Start of ENTRIES SHOWN

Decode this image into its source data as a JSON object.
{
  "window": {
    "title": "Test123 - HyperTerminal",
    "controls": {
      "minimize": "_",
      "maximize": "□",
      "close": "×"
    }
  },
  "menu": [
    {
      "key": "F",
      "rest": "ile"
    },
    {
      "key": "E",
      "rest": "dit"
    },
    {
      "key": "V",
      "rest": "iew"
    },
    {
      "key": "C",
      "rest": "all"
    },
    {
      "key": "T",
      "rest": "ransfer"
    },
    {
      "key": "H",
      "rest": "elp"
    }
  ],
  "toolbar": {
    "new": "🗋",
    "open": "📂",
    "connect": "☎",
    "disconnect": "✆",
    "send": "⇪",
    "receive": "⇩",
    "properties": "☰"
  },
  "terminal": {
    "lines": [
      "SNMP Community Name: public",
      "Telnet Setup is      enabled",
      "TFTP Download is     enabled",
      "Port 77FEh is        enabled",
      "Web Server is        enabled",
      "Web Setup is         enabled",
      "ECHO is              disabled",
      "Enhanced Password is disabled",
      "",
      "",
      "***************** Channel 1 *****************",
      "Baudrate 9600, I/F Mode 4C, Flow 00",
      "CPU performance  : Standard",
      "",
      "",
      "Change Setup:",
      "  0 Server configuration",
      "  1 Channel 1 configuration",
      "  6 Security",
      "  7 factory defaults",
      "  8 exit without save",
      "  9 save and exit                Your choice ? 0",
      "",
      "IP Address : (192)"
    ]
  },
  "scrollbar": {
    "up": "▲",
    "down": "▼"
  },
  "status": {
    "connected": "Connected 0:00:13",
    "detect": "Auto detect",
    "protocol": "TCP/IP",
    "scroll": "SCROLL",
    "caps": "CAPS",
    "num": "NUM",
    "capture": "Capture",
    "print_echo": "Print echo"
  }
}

End of ENTRIES SHOWN
Start of ENTRIES SHOWN

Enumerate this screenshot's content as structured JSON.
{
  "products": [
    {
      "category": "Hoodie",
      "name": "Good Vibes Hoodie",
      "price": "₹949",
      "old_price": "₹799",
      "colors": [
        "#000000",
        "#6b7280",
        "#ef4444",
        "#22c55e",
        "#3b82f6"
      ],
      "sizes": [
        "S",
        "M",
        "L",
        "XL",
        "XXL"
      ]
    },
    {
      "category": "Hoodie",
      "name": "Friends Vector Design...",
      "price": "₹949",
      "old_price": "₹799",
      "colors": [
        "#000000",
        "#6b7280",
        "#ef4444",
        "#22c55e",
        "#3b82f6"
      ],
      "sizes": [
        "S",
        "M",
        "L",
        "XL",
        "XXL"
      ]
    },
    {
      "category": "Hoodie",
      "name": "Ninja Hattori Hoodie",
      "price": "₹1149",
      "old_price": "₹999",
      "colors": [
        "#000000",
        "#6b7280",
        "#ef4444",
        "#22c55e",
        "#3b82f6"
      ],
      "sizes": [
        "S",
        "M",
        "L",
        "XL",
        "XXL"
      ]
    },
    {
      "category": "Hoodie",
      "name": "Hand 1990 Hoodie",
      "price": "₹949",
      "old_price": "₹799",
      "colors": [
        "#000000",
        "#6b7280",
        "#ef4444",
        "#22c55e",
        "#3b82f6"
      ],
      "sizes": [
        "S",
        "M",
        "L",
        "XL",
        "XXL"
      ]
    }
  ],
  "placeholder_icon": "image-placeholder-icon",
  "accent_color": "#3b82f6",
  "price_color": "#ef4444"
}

End of ENTRIES SHOWN

### TASK TO CARRY OUT
Pull every line containing the word "this" out of the entries above.

### RESPONSE TO THE TASK
Decode this image into its source data as a JSON object.
Enumerate this screenshot's content as structured JSON.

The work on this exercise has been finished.